**STORED ROWS**
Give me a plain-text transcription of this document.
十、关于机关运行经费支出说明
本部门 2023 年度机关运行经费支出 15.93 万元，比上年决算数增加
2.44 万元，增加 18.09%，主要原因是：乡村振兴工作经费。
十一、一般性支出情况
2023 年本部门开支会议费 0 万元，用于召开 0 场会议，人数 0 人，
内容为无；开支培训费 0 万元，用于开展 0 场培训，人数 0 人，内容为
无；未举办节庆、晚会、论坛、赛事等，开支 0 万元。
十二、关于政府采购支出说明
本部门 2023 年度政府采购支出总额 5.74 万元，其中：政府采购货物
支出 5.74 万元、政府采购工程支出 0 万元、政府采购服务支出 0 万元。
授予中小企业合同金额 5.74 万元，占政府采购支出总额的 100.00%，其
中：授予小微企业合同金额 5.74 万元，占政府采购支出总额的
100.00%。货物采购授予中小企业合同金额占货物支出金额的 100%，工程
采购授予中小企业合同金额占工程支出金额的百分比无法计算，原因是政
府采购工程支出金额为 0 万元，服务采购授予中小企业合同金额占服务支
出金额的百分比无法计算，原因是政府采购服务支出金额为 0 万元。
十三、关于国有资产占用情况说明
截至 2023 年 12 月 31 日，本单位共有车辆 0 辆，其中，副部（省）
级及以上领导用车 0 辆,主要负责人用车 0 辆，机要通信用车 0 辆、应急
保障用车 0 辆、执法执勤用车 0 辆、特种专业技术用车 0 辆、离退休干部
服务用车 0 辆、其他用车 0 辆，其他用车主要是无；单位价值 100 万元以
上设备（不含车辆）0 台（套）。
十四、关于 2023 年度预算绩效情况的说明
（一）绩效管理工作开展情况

**WHAT THE TASK REQUIRES**
List every line from the entries above in which "占政府采购支出总额的" appears.

**RESPONSE TO THIS EXERCISE**
授予中小企业合同金额 5.74 万元，占政府采购支出总额的 100.00%，其
中：授予小微企业合同金额 5.74 万元，占政府采购支出总额的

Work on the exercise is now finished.